==== TEXT PROVIDED
Mass injection attack hits a million websites

More than a million URLs have been compromised by a cyberattack that’s suddenly ramped up in the last 24 hours to become one of the biggest mass-injection attacks ever seen.

The Trojan, dubbed Lizamoon, redirects Web surfers to a fake antivirus website via malicious JavaScript code injected into web pages.

Discovered two days ago, it’s escalated rapidly. Around half the victims appear to be located in the US.

A number of iTunes pages appear to be affected, although the way these pages are set up prevents the code from automatically executing on users’ computers.

Now, security firm Websense says its detected a number of other injected URLs on top of the original Lizamoon, meaning the attack is even bigger than first thought – there’s a full list, here.
========
==== MATERIAL SUPPLIED
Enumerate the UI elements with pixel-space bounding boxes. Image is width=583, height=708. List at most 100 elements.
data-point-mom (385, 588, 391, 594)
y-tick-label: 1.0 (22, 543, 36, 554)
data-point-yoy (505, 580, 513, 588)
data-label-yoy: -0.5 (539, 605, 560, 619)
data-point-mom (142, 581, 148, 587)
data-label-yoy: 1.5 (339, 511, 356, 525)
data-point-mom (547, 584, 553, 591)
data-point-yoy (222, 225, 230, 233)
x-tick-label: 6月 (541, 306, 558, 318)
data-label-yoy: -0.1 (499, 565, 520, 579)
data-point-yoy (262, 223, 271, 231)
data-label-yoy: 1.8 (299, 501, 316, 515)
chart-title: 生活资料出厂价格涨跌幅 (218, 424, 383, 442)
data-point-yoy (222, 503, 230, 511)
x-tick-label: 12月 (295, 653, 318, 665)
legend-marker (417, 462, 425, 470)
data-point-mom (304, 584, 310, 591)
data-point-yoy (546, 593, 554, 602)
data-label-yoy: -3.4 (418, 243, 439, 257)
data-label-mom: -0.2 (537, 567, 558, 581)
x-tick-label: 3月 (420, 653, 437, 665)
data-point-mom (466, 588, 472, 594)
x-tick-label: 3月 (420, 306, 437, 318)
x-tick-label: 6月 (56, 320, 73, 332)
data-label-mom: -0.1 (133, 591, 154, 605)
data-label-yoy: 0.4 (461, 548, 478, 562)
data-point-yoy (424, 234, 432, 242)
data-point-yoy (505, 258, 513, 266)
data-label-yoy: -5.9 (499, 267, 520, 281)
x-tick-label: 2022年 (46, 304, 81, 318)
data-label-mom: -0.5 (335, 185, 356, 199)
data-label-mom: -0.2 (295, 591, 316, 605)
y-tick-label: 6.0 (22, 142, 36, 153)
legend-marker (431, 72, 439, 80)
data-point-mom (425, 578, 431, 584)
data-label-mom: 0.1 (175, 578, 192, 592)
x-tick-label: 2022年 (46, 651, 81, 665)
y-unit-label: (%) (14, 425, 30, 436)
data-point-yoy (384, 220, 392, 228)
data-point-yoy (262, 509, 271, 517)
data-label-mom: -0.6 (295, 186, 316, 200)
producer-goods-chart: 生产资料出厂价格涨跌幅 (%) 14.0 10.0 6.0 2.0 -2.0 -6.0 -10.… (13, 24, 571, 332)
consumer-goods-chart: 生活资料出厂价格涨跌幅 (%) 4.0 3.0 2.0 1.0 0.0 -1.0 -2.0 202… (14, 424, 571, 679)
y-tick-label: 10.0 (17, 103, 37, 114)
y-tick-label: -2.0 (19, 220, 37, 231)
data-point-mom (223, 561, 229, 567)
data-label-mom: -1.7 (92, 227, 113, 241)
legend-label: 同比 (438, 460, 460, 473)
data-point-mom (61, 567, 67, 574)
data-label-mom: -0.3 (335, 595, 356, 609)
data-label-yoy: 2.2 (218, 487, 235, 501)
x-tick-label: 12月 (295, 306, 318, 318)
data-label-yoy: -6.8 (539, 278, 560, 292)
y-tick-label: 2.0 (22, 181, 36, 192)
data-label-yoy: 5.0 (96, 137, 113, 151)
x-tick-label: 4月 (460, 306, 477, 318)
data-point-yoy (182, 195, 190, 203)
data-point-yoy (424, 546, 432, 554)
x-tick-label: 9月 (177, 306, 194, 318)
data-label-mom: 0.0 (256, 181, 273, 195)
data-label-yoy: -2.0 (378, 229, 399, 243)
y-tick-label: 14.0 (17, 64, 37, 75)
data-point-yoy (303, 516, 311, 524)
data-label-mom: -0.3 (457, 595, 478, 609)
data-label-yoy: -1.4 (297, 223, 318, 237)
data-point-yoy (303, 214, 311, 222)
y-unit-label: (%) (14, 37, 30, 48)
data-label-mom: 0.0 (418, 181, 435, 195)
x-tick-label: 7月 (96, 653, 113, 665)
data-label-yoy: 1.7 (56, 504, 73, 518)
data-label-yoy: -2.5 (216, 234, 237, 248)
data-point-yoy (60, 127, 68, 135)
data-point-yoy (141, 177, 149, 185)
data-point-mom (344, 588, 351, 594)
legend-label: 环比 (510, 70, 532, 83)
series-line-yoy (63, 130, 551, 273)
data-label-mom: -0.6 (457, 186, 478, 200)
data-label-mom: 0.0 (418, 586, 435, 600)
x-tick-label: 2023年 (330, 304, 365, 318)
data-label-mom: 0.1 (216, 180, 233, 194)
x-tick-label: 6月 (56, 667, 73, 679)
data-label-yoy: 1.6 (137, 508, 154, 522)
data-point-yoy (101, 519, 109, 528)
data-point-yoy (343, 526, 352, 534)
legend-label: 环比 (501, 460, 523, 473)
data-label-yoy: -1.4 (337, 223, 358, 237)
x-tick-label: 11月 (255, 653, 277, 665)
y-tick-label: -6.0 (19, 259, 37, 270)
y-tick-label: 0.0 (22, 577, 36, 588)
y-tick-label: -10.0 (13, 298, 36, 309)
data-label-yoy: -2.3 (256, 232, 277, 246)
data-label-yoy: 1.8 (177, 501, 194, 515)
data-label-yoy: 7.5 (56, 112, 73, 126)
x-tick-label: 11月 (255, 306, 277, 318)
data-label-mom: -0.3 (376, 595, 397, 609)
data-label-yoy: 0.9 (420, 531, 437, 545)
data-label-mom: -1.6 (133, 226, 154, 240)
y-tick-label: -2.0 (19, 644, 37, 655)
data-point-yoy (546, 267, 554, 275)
========
§ **WHAT TO WORK ON**:
**1.** Answer these questions about the news report on the mass injection attack:
(a) What name has been given to the Trojan?
(b) Where do around half the victims appear to be located?
(c) Which security firm says it has detected other injected URLs?
**2.** Resume the news report on the mass injection attack and carry it on past its final sentence.
The records have no connection to the text.

§ **RESULTS BY TASK**:
**1.**
(a) Lizamoon
(b) The US
(c) Websense

**2.**
“The Rogue AV software that is installed is called Windows Stability Center, and the file that is downloaded is currently detected by 13/43 anti-virus engines, according to VirusTotal,” says Websense.

“The software then displays a warning that there are lots of problems on your PC. To fix them you have to pay for the full version of the application. Very traditional rogue AV scam.”

The affected sites appear to be using Microsoft Server 2003 and 2005; probably not because of a vulnerability in SQL Server itself, says Websense, but because of weaknesses in the content management systems the sites are using.